Work order. The listing below is to be duplicated exactly, with every picture omitted.

= Beginning of Section =

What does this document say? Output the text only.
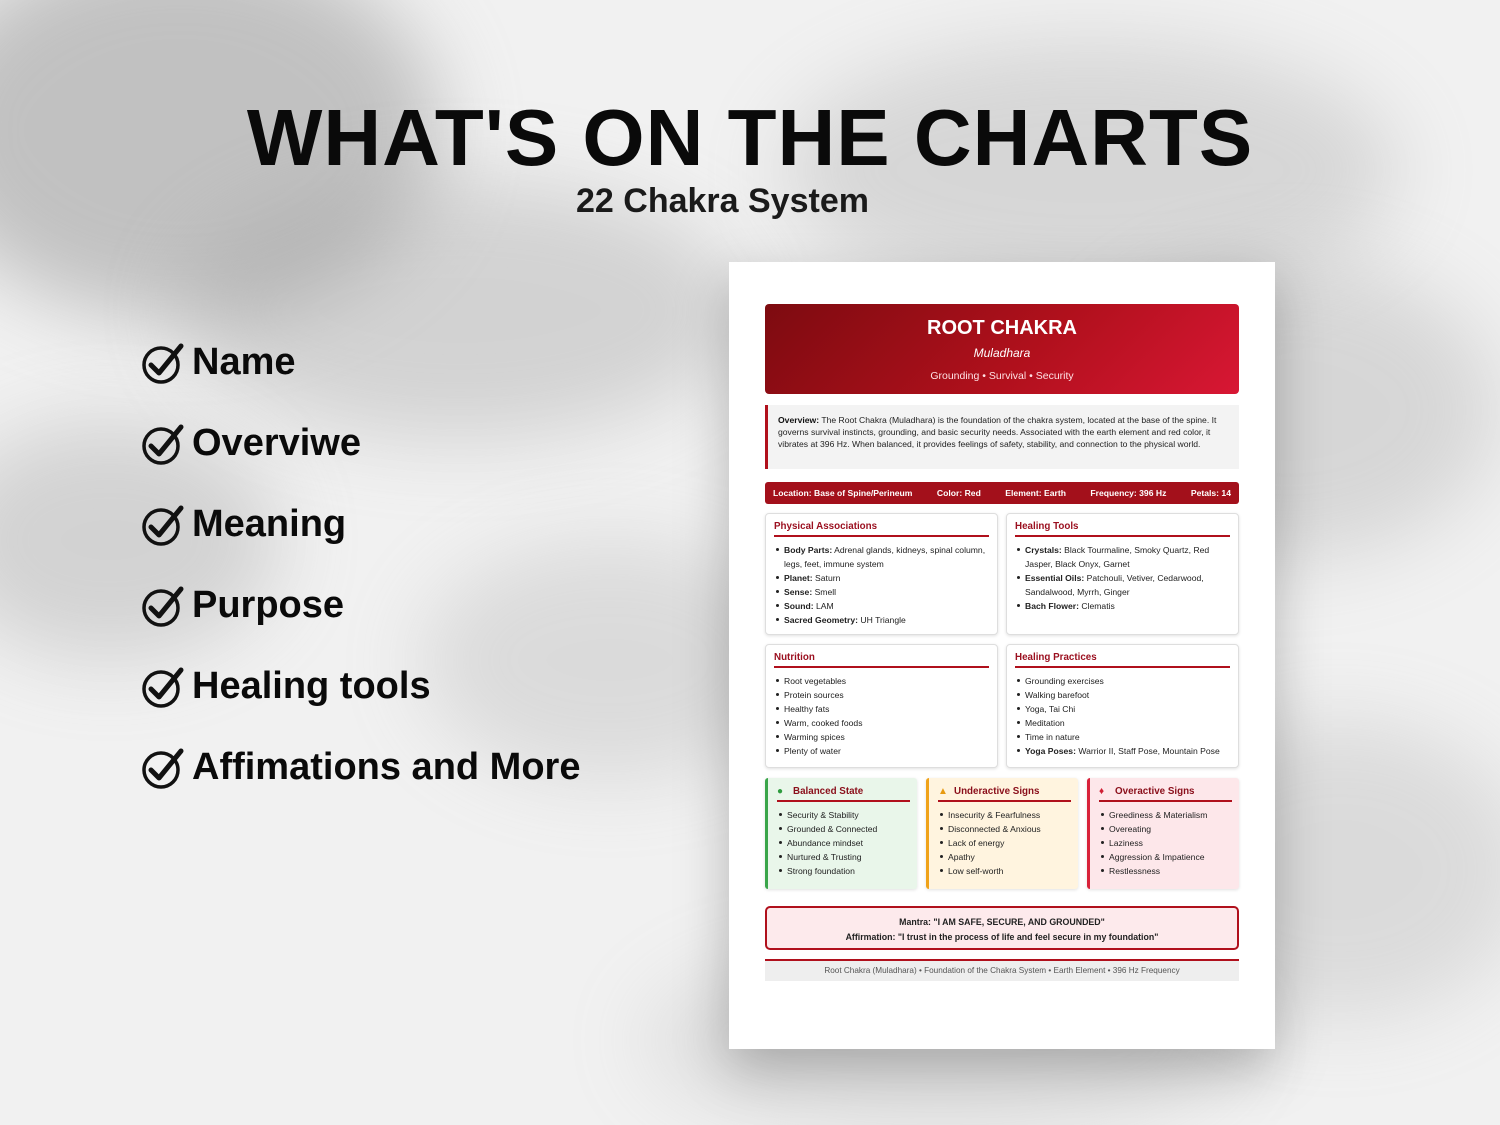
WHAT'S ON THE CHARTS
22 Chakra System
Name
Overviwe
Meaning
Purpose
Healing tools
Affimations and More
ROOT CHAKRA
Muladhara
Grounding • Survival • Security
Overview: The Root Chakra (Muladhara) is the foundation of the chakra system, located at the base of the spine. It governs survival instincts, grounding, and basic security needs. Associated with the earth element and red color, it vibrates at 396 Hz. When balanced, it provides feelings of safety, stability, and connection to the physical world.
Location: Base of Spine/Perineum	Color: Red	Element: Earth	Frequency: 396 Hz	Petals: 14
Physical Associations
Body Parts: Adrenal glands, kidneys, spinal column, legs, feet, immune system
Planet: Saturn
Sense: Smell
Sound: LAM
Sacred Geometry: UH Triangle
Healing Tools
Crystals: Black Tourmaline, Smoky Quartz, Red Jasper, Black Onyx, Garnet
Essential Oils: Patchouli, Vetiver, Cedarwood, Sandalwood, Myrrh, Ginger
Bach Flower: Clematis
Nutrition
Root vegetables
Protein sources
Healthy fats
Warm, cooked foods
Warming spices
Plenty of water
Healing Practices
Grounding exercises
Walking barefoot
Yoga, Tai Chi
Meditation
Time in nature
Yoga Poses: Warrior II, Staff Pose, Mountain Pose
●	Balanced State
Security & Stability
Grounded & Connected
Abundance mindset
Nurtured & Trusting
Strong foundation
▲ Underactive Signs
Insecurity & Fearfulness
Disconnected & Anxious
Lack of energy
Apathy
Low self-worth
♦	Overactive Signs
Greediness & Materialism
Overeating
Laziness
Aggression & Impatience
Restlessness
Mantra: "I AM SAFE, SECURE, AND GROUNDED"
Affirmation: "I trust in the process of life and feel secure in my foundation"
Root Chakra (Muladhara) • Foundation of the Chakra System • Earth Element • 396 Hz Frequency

= End of Section =

Completed exercise.
What does this document say? Output the text only.
WHAT'S ON THE CHARTS
22 Chakra System
Name
Overviwe
Meaning
Purpose
Healing tools
Affimations and More
ROOT CHAKRA
Muladhara
Grounding • Survival • Security
Overview: The Root Chakra (Muladhara) is the foundation of the chakra system, located at the base of the spine. It governs survival instincts, grounding, and basic security needs. Associated with the earth element and red color, it vibrates at 396 Hz. When balanced, it provides feelings of safety, stability, and connection to the physical world.
Location: Base of Spine/Perineum	Color: Red	Element: Earth	Frequency: 396 Hz	Petals: 14
Physical Associations
Body Parts: Adrenal glands, kidneys, spinal column, legs, feet, immune system
Planet: Saturn
Sense: Smell
Sound: LAM
Sacred Geometry: UH Triangle
Healing Tools
Crystals: Black Tourmaline, Smoky Quartz, Red Jasper, Black Onyx, Garnet
Essential Oils: Patchouli, Vetiver, Cedarwood, Sandalwood, Myrrh, Ginger
Bach Flower: Clematis
Nutrition
Root vegetables
Protein sources
Healthy fats
Warm, cooked foods
Warming spices
Plenty of water
Healing Practices
Grounding exercises
Walking barefoot
Yoga, Tai Chi
Meditation
Time in nature
Yoga Poses: Warrior II, Staff Pose, Mountain Pose
●	Balanced State
Security & Stability
Grounded & Connected
Abundance mindset
Nurtured & Trusting
Strong foundation
▲ Underactive Signs
Insecurity & Fearfulness
Disconnected & Anxious
Lack of energy
Apathy
Low self-worth
♦	Overactive Signs
Greediness & Materialism
Overeating
Laziness
Aggression & Impatience
Restlessness
Mantra: "I AM SAFE, SECURE, AND GROUNDED"
Affirmation: "I trust in the process of life and feel secure in my foundation"
Root Chakra (Muladhara) • Foundation of the Chakra System • Earth Element • 396 Hz Frequency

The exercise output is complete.